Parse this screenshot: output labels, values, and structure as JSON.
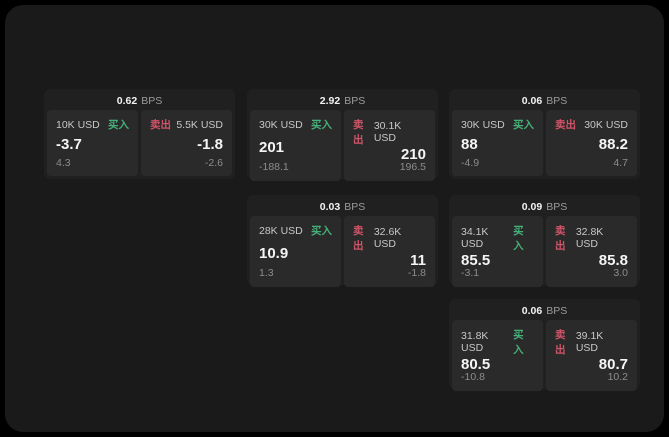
{
  "labels": {
    "bps_unit": "BPS",
    "buy": "买入",
    "sell": "卖出"
  },
  "colors": {
    "outer_bg": "#000000",
    "panel_bg": "#1a1a1a",
    "card_bg": "#202020",
    "tile_bg": "#2a2a2a",
    "buy_green": "#45b178",
    "sell_red": "#d05468"
  },
  "cards": [
    {
      "spread": "0.62",
      "buy": {
        "size": "10K USD",
        "price": "-3.7",
        "sub": "4.3"
      },
      "sell": {
        "size": "5.5K USD",
        "price": "-1.8",
        "sub": "-2.6"
      }
    },
    {
      "spread": "2.92",
      "buy": {
        "size": "30K USD",
        "price": "201",
        "sub": "-188.1"
      },
      "sell": {
        "size": "30.1K USD",
        "price": "210",
        "sub": "196.5"
      }
    },
    {
      "spread": "0.06",
      "buy": {
        "size": "30K USD",
        "price": "88",
        "sub": "-4.9"
      },
      "sell": {
        "size": "30K USD",
        "price": "88.2",
        "sub": "4.7"
      }
    },
    {
      "spread": "0.03",
      "buy": {
        "size": "28K USD",
        "price": "10.9",
        "sub": "1.3"
      },
      "sell": {
        "size": "32.6K USD",
        "price": "11",
        "sub": "-1.8"
      }
    },
    {
      "spread": "0.09",
      "buy": {
        "size": "34.1K USD",
        "price": "85.5",
        "sub": "-3.1"
      },
      "sell": {
        "size": "32.8K USD",
        "price": "85.8",
        "sub": "3.0"
      }
    },
    {
      "spread": "0.06",
      "buy": {
        "size": "31.8K USD",
        "price": "80.5",
        "sub": "-10.8"
      },
      "sell": {
        "size": "39.1K USD",
        "price": "80.7",
        "sub": "10.2"
      }
    }
  ]
}
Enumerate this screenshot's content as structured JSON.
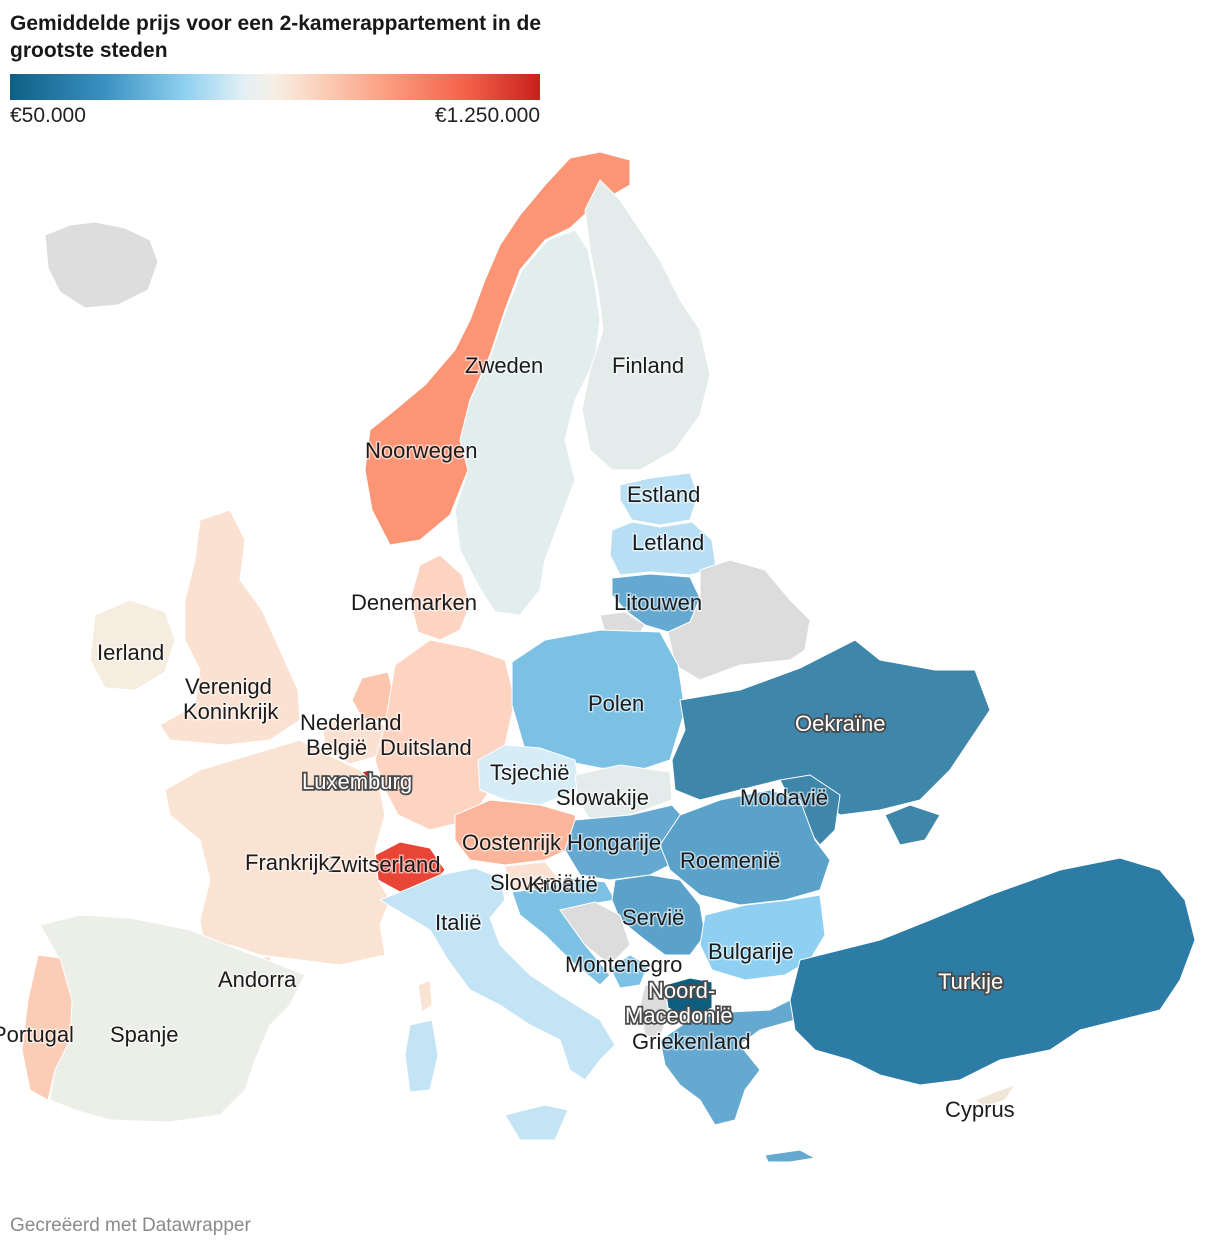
{
  "title": "Gemiddelde prijs voor een 2-kamerappartement in de grootste steden",
  "legend": {
    "min_label": "€50.000",
    "max_label": "€1.250.000",
    "min_color": "#0e5f85",
    "max_color": "#c8201b"
  },
  "footer": "Gecreëerd met Datawrapper",
  "countries": {
    "iceland": {
      "name": "",
      "color": "#dddddd"
    },
    "norway": {
      "name": "Noorwegen",
      "color": "#fb9576"
    },
    "sweden": {
      "name": "Zweden",
      "color": "#e2eeee"
    },
    "finland": {
      "name": "Finland",
      "color": "#e4eceb"
    },
    "estonia": {
      "name": "Estland",
      "color": "#b9e0f4"
    },
    "latvia": {
      "name": "Letland",
      "color": "#b7def3"
    },
    "lithuania": {
      "name": "Litouwen",
      "color": "#65a9d1"
    },
    "belarus": {
      "name": "",
      "color": "#dcdcdc"
    },
    "denmark": {
      "name": "Denemarken",
      "color": "#fdd3c1"
    },
    "ireland": {
      "name": "Ierland",
      "color": "#f6ece0"
    },
    "uk": {
      "name": "Verenigd Koninkrijk",
      "color": "#fbe1d2"
    },
    "netherlands": {
      "name": "Nederland",
      "color": "#fbc6ad"
    },
    "belgium": {
      "name": "België",
      "color": "#fbe1d2"
    },
    "luxembourg": {
      "name": "Luxemburg",
      "color": "#b8281e"
    },
    "germany": {
      "name": "Duitsland",
      "color": "#fdd3c1"
    },
    "poland": {
      "name": "Polen",
      "color": "#7cc1e4"
    },
    "czechia": {
      "name": "Tsjechië",
      "color": "#d6ecf7"
    },
    "slovakia": {
      "name": "Slowakije",
      "color": "#e4eceb"
    },
    "austria": {
      "name": "Oostenrijk",
      "color": "#fbb59a"
    },
    "switzerland": {
      "name": "Zwitserland",
      "color": "#e84536"
    },
    "france": {
      "name": "Frankrijk",
      "color": "#fbe3d3"
    },
    "andorra": {
      "name": "Andorra",
      "color": "#fbe3d3"
    },
    "spain": {
      "name": "Spanje",
      "color": "#ecefe8"
    },
    "portugal": {
      "name": "Portugal",
      "color": "#fbcdb7"
    },
    "italy": {
      "name": "Italië",
      "color": "#c3e4f4"
    },
    "slovenia": {
      "name": "Slovenië",
      "color": "#fbe1d2"
    },
    "croatia": {
      "name": "Kroatië",
      "color": "#7cc1e4"
    },
    "hungary": {
      "name": "Hongarije",
      "color": "#65a9d1"
    },
    "ukraine": {
      "name": "Oekraïne",
      "color": "#3f86ab"
    },
    "moldova": {
      "name": "Moldavië",
      "color": "#3f86ab"
    },
    "romania": {
      "name": "Roemenië",
      "color": "#5aa2ca"
    },
    "serbia": {
      "name": "Servië",
      "color": "#5aa2ca"
    },
    "bosnia": {
      "name": "",
      "color": "#dcdcdc"
    },
    "montenegro": {
      "name": "Montenegro",
      "color": "#7cc1e4"
    },
    "bulgaria": {
      "name": "Bulgarije",
      "color": "#8fd0f2"
    },
    "north_macedonia": {
      "name": "Noord-Macedonië",
      "color": "#0e5f7f"
    },
    "albania": {
      "name": "",
      "color": "#dcdcdc"
    },
    "greece": {
      "name": "Griekenland",
      "color": "#65a9d1"
    },
    "turkey": {
      "name": "Turkije",
      "color": "#2d7ca5"
    },
    "cyprus": {
      "name": "Cyprus",
      "color": "#f0e6d8"
    },
    "russia": {
      "name": "",
      "color": "#dcdcdc"
    }
  }
}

= = =

### Exercise goal
Copy out each line word for word, please, skipping the images.

### Reply to the exercise
Parse this screenshot: output labels, values, and structure as JSON.
{
  "labels": {
    "bps_unit": "BPS",
    "buy": "买入",
    "sell": "卖出"
  },
  "colors": {
    "outer_bg": "#000000",
    "panel_bg": "#1a1a1a",
    "card_bg": "#202020",
    "tile_bg": "#2a2a2a",
    "buy_green": "#45b178",
    "sell_red": "#d05468"
  },
  "cards": [
    {
      "spread": "0.62",
      "buy": {
        "size": "10K USD",
        "price": "-3.7",
        "sub": "4.3"
      },
      "sell": {
        "size": "5.5K USD",
        "price": "-1.8",
        "sub": "-2.6"
      }
    },
    {
      "spread": "2.92",
      "buy": {
        "size": "30K USD",
        "price": "201",
        "sub": "-188.1"
      },
      "sell": {
        "size": "30.1K USD",
        "price": "210",
        "sub": "196.5"
      }
    },
    {
      "spread": "0.06",
      "buy": {
        "size": "30K USD",
        "price": "88",
        "sub": "-4.9"
      },
      "sell": {
        "size": "30K USD",
        "price": "88.2",
        "sub": "4.7"
      }
    },
    {
      "spread": "0.03",
      "buy": {
        "size": "28K USD",
        "price": "10.9",
        "sub": "1.3"
      },
      "sell": {
        "size": "32.6K USD",
        "price": "11",
        "sub": "-1.8"
      }
    },
    {
      "spread": "0.09",
      "buy": {
        "size": "34.1K USD",
        "price": "85.5",
        "sub": "-3.1"
      },
      "sell": {
        "size": "32.8K USD",
        "price": "85.8",
        "sub": "3.0"
      }
    },
    {
      "spread": "0.06",
      "buy": {
        "size": "31.8K USD",
        "price": "80.5",
        "sub": "-10.8"
      },
      "sell": {
        "size": "39.1K USD",
        "price": "80.7",
        "sub": "10.2"
      }
    }
  ]
}
Enumerate this screenshot's content as structured JSON.
{
  "title": "Gemiddelde prijs voor een 2-kamerappartement in de grootste steden",
  "legend": {
    "min_label": "€50.000",
    "max_label": "€1.250.000",
    "min_color": "#0e5f85",
    "max_color": "#c8201b"
  },
  "footer": "Gecreëerd met Datawrapper",
  "countries": {
    "iceland": {
      "name": "",
      "color": "#dddddd"
    },
    "norway": {
      "name": "Noorwegen",
      "color": "#fb9576"
    },
    "sweden": {
      "name": "Zweden",
      "color": "#e2eeee"
    },
    "finland": {
      "name": "Finland",
      "color": "#e4eceb"
    },
    "estonia": {
      "name": "Estland",
      "color": "#b9e0f4"
    },
    "latvia": {
      "name": "Letland",
      "color": "#b7def3"
    },
    "lithuania": {
      "name": "Litouwen",
      "color": "#65a9d1"
    },
    "belarus": {
      "name": "",
      "color": "#dcdcdc"
    },
    "denmark": {
      "name": "Denemarken",
      "color": "#fdd3c1"
    },
    "ireland": {
      "name": "Ierland",
      "color": "#f6ece0"
    },
    "uk": {
      "name": "Verenigd Koninkrijk",
      "color": "#fbe1d2"
    },
    "netherlands": {
      "name": "Nederland",
      "color": "#fbc6ad"
    },
    "belgium": {
      "name": "België",
      "color": "#fbe1d2"
    },
    "luxembourg": {
      "name": "Luxemburg",
      "color": "#b8281e"
    },
    "germany": {
      "name": "Duitsland",
      "color": "#fdd3c1"
    },
    "poland": {
      "name": "Polen",
      "color": "#7cc1e4"
    },
    "czechia": {
      "name": "Tsjechië",
      "color": "#d6ecf7"
    },
    "slovakia": {
      "name": "Slowakije",
      "color": "#e4eceb"
    },
    "austria": {
      "name": "Oostenrijk",
      "color": "#fbb59a"
    },
    "switzerland": {
      "name": "Zwitserland",
      "color": "#e84536"
    },
    "france": {
      "name": "Frankrijk",
      "color": "#fbe3d3"
    },
    "andorra": {
      "name": "Andorra",
      "color": "#fbe3d3"
    },
    "spain": {
      "name": "Spanje",
      "color": "#ecefe8"
    },
    "portugal": {
      "name": "Portugal",
      "color": "#fbcdb7"
    },
    "italy": {
      "name": "Italië",
      "color": "#c3e4f4"
    },
    "slovenia": {
      "name": "Slovenië",
      "color": "#fbe1d2"
    },
    "croatia": {
      "name": "Kroatië",
      "color": "#7cc1e4"
    },
    "hungary": {
      "name": "Hongarije",
      "color": "#65a9d1"
    },
    "ukraine": {
      "name": "Oekraïne",
      "color": "#3f86ab"
    },
    "moldova": {
      "name": "Moldavië",
      "color": "#3f86ab"
    },
    "romania": {
      "name": "Roemenië",
      "color": "#5aa2ca"
    },
    "serbia": {
      "name": "Servië",
      "color": "#5aa2ca"
    },
    "bosnia": {
      "name": "",
      "color": "#dcdcdc"
    },
    "montenegro": {
      "name": "Montenegro",
      "color": "#7cc1e4"
    },
    "bulgaria": {
      "name": "Bulgarije",
      "color": "#8fd0f2"
    },
    "north_macedonia": {
      "name": "Noord-Macedonië",
      "color": "#0e5f7f"
    },
    "albania": {
      "name": "",
      "color": "#dcdcdc"
    },
    "greece": {
      "name": "Griekenland",
      "color": "#65a9d1"
    },
    "turkey": {
      "name": "Turkije",
      "color": "#2d7ca5"
    },
    "cyprus": {
      "name": "Cyprus",
      "color": "#f0e6d8"
    },
    "russia": {
      "name": "",
      "color": "#dcdcdc"
    }
  }
}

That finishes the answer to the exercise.